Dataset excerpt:
>>>
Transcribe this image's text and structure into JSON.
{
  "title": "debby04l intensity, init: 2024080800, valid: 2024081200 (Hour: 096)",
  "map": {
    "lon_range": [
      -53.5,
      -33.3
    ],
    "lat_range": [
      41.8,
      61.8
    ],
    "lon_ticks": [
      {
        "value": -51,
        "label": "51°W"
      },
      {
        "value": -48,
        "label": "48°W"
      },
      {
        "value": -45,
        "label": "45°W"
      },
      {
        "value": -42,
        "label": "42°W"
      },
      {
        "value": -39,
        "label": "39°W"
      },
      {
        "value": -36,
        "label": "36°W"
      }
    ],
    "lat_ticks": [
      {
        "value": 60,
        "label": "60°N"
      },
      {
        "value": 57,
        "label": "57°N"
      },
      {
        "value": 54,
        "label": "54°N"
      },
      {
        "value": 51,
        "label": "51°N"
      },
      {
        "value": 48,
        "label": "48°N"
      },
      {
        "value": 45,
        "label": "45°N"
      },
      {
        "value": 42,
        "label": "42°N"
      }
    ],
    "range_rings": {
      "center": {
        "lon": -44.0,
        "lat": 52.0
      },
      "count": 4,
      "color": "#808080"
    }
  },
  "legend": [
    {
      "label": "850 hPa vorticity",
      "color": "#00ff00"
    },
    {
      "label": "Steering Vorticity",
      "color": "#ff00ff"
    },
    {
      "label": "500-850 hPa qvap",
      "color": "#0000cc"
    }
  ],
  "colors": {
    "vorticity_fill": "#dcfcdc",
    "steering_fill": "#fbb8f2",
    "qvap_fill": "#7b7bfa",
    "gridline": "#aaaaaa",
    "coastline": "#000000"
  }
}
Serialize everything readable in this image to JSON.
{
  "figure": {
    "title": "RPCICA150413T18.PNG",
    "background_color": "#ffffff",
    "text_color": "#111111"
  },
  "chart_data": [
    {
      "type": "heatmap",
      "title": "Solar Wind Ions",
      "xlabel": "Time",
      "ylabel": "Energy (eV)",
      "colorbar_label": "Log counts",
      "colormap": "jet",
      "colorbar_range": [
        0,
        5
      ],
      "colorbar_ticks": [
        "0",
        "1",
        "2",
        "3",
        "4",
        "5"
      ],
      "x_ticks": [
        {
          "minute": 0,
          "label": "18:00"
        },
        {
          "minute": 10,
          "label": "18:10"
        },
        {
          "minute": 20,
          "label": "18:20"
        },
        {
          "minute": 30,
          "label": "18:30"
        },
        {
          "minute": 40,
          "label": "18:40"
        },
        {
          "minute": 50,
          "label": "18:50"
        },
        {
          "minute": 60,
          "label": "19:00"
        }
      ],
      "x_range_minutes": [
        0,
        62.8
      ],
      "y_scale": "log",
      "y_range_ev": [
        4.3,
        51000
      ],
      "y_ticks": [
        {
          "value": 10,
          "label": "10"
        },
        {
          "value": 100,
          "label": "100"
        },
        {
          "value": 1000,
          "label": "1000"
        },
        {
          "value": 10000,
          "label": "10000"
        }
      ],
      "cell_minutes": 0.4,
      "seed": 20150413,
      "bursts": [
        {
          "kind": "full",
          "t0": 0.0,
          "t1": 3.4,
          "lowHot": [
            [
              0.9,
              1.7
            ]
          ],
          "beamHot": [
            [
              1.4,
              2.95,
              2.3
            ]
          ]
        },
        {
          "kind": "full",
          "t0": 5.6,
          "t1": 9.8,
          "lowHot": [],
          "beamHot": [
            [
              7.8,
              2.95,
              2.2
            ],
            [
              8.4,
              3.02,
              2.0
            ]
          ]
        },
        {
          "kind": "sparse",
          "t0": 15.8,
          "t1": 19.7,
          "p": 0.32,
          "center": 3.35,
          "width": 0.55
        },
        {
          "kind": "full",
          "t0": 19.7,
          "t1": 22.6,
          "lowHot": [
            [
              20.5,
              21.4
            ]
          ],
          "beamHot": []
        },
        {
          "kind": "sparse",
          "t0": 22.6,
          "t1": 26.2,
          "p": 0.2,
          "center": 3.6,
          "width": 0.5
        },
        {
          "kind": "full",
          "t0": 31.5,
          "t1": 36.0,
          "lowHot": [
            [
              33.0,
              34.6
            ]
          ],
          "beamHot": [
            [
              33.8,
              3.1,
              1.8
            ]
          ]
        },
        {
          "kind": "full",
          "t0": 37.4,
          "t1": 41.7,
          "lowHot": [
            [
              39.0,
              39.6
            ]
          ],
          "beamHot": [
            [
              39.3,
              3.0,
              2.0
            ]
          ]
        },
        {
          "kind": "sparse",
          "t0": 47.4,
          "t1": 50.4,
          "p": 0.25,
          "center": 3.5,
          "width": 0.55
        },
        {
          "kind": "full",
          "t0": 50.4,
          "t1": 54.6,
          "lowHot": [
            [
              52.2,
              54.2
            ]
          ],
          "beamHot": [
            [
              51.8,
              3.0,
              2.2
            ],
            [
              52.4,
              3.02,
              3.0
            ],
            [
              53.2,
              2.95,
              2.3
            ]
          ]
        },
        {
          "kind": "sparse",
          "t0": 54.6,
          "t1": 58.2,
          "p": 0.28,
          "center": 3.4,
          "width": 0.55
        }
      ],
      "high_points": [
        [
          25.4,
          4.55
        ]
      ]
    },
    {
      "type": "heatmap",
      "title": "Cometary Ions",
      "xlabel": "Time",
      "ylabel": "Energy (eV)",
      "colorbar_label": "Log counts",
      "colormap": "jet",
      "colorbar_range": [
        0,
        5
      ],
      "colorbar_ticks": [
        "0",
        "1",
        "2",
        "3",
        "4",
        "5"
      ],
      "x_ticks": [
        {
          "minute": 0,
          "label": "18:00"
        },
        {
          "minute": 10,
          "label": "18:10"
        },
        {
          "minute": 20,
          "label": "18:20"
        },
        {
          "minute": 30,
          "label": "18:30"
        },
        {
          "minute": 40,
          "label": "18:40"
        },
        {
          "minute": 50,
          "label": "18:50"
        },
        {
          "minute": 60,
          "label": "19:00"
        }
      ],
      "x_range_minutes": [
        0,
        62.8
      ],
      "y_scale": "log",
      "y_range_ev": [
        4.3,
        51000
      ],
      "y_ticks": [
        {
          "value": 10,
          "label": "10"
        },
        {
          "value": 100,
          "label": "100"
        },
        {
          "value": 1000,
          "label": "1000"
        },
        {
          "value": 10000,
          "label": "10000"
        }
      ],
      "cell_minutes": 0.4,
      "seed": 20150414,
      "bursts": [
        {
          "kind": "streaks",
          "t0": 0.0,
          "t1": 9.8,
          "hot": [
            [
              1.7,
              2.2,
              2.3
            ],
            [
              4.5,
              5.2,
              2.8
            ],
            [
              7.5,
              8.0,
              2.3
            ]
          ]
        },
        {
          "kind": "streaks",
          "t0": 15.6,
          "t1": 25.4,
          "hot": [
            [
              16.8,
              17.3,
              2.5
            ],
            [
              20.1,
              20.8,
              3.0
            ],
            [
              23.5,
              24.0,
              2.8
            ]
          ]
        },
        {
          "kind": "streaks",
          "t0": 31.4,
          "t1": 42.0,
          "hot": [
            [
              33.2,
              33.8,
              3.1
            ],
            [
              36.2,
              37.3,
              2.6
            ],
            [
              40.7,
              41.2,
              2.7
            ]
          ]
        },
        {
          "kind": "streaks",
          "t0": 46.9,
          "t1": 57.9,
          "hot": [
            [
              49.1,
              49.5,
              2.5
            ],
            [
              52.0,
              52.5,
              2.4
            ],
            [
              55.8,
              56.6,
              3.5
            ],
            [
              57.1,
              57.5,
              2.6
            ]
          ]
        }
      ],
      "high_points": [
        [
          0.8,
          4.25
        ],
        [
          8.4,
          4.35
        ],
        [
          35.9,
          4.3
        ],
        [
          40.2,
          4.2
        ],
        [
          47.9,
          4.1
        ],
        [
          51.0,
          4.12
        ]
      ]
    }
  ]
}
<<<
Task objective:
State the number of lines in the records that include "center", and write nothing else.

The solution:
5